───── Records to process ─────

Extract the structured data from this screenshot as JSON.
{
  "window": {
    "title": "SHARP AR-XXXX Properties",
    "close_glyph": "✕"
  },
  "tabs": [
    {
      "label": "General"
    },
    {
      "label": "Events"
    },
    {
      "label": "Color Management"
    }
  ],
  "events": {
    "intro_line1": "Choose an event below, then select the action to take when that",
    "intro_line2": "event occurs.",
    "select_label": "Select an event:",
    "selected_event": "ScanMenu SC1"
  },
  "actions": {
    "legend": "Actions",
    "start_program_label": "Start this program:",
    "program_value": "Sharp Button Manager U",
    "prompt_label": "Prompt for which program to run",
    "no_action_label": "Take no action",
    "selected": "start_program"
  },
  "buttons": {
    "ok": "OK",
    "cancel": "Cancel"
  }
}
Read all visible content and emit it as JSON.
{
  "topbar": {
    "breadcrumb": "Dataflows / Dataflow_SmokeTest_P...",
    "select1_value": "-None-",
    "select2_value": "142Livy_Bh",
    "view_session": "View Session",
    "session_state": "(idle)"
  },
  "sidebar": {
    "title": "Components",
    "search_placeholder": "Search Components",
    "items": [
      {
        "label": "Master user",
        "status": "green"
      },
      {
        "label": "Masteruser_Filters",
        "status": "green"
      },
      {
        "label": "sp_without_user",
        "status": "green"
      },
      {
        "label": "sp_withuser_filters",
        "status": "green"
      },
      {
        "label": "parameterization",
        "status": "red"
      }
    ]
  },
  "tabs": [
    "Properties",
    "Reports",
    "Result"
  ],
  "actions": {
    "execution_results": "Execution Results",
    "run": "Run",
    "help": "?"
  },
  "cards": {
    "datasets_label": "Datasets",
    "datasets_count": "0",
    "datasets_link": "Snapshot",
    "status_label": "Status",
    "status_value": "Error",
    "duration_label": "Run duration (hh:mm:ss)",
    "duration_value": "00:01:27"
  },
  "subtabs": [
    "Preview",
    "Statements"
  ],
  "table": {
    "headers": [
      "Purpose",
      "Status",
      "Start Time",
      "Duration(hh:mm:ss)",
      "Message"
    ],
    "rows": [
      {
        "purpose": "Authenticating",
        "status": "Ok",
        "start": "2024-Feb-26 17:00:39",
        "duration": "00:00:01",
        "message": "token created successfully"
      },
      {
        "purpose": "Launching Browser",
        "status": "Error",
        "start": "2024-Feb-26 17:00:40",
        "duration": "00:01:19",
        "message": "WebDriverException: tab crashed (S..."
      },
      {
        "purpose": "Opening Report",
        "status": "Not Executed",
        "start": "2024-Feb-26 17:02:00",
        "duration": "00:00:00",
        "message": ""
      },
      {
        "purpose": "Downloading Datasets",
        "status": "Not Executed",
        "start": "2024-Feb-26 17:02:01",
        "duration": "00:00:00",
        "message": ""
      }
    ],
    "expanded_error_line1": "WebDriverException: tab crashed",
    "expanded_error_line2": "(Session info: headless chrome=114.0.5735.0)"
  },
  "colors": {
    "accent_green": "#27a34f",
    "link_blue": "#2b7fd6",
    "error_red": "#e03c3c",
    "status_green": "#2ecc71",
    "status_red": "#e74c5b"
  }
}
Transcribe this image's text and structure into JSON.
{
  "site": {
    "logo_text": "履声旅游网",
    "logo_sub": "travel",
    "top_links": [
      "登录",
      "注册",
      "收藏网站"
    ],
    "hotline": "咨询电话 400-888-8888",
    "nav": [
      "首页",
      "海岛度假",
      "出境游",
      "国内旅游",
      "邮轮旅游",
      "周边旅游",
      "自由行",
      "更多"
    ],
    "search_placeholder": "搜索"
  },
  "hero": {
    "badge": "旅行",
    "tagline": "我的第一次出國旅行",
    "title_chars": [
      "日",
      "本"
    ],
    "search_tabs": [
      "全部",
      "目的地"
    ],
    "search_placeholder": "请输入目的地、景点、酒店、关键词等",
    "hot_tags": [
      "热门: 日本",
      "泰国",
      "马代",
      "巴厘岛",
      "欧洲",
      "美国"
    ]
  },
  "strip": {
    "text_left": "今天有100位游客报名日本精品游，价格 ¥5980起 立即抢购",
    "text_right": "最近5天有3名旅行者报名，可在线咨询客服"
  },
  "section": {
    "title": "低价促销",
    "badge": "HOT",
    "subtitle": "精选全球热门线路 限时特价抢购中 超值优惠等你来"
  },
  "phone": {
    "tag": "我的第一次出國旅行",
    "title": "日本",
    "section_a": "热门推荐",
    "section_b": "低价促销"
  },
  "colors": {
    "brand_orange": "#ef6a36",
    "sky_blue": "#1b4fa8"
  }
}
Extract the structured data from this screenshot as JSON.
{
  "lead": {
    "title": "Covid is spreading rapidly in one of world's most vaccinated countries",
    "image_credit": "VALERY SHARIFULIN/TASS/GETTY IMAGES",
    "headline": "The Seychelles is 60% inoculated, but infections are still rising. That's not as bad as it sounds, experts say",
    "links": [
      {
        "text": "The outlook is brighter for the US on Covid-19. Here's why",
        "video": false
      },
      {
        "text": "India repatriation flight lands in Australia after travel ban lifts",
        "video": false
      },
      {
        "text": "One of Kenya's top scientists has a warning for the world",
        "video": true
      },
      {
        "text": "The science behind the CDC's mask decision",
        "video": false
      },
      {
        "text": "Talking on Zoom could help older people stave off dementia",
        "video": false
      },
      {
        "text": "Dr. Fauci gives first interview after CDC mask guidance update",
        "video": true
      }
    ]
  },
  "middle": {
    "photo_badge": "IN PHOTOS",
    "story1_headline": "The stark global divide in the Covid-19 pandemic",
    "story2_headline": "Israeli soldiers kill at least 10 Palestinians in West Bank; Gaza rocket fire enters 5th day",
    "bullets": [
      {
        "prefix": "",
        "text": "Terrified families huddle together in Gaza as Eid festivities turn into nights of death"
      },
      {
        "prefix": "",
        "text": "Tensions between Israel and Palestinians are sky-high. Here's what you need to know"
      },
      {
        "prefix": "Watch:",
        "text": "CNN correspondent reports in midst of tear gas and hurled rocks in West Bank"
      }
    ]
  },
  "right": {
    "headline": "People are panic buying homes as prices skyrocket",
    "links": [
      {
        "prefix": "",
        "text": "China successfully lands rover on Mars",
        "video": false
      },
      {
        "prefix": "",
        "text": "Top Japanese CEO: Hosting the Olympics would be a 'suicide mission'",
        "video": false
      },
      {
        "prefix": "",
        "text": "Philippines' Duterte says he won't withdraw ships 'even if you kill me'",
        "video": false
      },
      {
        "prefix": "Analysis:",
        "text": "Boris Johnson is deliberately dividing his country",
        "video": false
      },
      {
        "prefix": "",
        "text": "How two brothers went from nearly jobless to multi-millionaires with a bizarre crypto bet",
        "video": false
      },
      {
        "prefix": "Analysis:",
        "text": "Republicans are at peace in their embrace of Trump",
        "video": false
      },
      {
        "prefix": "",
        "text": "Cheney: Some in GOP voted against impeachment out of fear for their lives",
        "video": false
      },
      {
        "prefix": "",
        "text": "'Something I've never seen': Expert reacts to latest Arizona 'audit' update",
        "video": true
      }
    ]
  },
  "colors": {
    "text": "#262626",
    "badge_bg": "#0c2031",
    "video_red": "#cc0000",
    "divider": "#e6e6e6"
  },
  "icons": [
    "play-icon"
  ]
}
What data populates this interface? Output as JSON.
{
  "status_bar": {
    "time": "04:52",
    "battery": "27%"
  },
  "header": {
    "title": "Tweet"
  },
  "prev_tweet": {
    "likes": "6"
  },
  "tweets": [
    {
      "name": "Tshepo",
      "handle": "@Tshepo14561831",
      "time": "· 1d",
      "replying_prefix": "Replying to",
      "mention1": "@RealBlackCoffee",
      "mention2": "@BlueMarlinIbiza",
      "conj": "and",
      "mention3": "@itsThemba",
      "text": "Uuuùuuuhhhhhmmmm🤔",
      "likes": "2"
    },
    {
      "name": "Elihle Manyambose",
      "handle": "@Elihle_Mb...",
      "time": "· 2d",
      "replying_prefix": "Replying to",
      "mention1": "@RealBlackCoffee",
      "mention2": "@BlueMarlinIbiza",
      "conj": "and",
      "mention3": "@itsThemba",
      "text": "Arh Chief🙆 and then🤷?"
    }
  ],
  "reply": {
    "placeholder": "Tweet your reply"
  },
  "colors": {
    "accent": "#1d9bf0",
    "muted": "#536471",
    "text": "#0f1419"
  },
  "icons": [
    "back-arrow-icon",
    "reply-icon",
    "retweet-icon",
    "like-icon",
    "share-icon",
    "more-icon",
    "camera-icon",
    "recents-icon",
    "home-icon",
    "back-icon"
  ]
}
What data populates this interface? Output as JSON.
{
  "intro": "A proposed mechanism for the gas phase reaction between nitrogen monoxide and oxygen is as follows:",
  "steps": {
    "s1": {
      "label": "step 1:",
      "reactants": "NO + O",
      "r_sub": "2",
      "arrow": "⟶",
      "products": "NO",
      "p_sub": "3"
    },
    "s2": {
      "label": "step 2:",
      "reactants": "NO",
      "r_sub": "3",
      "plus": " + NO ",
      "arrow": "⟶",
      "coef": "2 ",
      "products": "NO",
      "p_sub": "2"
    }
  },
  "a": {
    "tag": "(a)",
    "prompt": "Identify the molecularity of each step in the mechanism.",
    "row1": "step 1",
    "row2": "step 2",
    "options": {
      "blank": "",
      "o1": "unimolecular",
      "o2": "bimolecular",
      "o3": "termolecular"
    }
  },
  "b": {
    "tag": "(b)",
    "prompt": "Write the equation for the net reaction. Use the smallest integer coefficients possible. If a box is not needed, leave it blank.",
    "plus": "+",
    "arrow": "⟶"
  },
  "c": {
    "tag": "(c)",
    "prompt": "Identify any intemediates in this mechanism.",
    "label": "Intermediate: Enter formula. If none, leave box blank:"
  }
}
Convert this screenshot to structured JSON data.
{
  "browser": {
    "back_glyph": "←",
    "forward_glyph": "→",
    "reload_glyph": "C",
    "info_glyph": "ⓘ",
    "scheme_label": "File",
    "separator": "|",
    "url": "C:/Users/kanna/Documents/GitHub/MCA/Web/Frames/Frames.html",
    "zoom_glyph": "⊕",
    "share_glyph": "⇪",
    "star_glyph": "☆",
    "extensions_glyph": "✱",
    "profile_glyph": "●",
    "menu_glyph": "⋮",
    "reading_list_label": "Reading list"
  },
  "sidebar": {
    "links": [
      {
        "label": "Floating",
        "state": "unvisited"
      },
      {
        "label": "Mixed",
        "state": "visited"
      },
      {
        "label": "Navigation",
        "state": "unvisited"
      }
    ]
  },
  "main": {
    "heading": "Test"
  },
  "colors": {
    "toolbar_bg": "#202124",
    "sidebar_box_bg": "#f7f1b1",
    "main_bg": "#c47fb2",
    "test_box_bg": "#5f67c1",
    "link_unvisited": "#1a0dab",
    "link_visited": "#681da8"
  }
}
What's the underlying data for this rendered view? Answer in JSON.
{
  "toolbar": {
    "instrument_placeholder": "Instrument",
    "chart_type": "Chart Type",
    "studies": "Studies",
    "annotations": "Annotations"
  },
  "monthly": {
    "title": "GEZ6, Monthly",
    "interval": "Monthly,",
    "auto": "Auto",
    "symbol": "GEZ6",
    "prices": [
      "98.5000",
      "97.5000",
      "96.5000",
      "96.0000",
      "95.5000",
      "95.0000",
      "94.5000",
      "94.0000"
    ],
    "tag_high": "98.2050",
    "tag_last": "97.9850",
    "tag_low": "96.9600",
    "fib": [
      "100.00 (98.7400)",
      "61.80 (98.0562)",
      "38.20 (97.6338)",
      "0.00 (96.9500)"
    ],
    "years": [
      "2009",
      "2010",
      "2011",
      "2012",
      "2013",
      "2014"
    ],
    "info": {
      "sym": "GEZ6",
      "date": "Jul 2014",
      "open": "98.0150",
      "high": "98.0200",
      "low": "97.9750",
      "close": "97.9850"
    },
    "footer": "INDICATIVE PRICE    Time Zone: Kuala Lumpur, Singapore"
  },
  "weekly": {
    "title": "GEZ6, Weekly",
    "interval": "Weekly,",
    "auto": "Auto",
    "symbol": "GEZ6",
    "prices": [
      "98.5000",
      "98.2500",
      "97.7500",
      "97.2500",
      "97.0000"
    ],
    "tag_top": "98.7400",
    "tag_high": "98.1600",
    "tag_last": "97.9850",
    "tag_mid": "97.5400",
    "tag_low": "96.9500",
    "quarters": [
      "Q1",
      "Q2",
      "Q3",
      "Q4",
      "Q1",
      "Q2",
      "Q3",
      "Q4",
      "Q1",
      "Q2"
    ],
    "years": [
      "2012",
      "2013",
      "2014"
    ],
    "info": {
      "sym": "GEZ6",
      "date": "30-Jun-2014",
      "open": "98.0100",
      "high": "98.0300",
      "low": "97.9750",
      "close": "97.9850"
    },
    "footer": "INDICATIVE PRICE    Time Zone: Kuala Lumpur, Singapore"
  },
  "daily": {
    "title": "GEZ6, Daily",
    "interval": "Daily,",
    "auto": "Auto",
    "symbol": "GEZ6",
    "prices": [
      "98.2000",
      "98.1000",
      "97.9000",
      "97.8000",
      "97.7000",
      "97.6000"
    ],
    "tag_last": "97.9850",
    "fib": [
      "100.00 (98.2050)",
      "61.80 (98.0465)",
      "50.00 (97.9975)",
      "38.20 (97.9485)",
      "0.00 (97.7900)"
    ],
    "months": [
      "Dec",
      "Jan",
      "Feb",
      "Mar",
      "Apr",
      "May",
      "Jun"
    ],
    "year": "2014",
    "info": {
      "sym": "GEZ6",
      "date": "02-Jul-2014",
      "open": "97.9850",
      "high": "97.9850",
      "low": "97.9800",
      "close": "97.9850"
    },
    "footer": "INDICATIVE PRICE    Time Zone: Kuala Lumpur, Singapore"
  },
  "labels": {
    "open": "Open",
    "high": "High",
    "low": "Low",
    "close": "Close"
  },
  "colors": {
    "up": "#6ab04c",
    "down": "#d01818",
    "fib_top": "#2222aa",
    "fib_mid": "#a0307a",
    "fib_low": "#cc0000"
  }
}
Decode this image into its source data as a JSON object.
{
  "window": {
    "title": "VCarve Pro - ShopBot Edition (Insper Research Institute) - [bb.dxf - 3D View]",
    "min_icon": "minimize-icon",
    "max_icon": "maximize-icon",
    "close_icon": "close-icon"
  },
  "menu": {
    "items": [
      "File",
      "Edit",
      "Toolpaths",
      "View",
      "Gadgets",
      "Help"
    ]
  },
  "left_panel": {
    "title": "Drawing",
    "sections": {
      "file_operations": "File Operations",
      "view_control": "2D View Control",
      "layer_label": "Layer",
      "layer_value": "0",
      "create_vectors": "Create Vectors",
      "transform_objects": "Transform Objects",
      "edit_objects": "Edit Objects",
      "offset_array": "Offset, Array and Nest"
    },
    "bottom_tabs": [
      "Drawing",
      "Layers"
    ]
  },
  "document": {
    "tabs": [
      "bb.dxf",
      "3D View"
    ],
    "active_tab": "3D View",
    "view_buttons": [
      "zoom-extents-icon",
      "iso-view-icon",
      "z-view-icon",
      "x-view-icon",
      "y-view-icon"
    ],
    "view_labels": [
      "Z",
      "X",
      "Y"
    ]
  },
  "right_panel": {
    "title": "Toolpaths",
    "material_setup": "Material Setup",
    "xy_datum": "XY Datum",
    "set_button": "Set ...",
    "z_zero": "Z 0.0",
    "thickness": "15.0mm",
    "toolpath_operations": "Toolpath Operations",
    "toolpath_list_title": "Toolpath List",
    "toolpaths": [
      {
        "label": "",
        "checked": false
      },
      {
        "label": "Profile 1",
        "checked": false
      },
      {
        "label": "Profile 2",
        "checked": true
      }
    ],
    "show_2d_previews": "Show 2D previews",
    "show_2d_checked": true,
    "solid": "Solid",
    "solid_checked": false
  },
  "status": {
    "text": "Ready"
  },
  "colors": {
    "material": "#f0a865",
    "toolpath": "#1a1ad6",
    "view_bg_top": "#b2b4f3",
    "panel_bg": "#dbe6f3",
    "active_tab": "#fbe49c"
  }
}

─────

Brief:
Copy each line above that contains the word "name".

Exercise solution:
      "name": "Tshepo",
      "name": "Elihle Manyambose",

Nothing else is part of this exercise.